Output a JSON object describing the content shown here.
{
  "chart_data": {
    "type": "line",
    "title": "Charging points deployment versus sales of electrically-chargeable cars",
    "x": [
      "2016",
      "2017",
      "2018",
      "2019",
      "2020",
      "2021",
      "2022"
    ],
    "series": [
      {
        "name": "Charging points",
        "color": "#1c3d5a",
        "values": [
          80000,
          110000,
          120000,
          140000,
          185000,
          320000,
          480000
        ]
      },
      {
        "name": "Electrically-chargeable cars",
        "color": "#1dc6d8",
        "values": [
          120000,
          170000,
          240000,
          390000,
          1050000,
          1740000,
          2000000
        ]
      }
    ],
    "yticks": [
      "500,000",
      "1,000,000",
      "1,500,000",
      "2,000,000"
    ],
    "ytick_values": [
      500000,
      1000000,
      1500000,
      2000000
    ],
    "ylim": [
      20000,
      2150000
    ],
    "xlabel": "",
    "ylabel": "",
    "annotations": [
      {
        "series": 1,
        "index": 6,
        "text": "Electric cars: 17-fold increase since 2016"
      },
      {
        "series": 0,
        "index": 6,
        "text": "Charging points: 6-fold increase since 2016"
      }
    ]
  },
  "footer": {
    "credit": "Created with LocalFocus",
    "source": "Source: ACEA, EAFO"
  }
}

-------

• _Exercise prompt_: Reproduce every line of the data verbatim.

• _Task solution_:
Output a JSON object describing the content shown here.
{
  "chart_data": {
    "type": "line",
    "title": "Charging points deployment versus sales of electrically-chargeable cars",
    "x": [
      "2016",
      "2017",
      "2018",
      "2019",
      "2020",
      "2021",
      "2022"
    ],
    "series": [
      {
        "name": "Charging points",
        "color": "#1c3d5a",
        "values": [
          80000,
          110000,
          120000,
          140000,
          185000,
          320000,
          480000
        ]
      },
      {
        "name": "Electrically-chargeable cars",
        "color": "#1dc6d8",
        "values": [
          120000,
          170000,
          240000,
          390000,
          1050000,
          1740000,
          2000000
        ]
      }
    ],
    "yticks": [
      "500,000",
      "1,000,000",
      "1,500,000",
      "2,000,000"
    ],
    "ytick_values": [
      500000,
      1000000,
      1500000,
      2000000
    ],
    "ylim": [
      20000,
      2150000
    ],
    "xlabel": "",
    "ylabel": "",
    "annotations": [
      {
        "series": 1,
        "index": 6,
        "text": "Electric cars: 17-fold increase since 2016"
      },
      {
        "series": 0,
        "index": 6,
        "text": "Charging points: 6-fold increase since 2016"
      }
    ]
  },
  "footer": {
    "credit": "Created with LocalFocus",
    "source": "Source: ACEA, EAFO"
  }
}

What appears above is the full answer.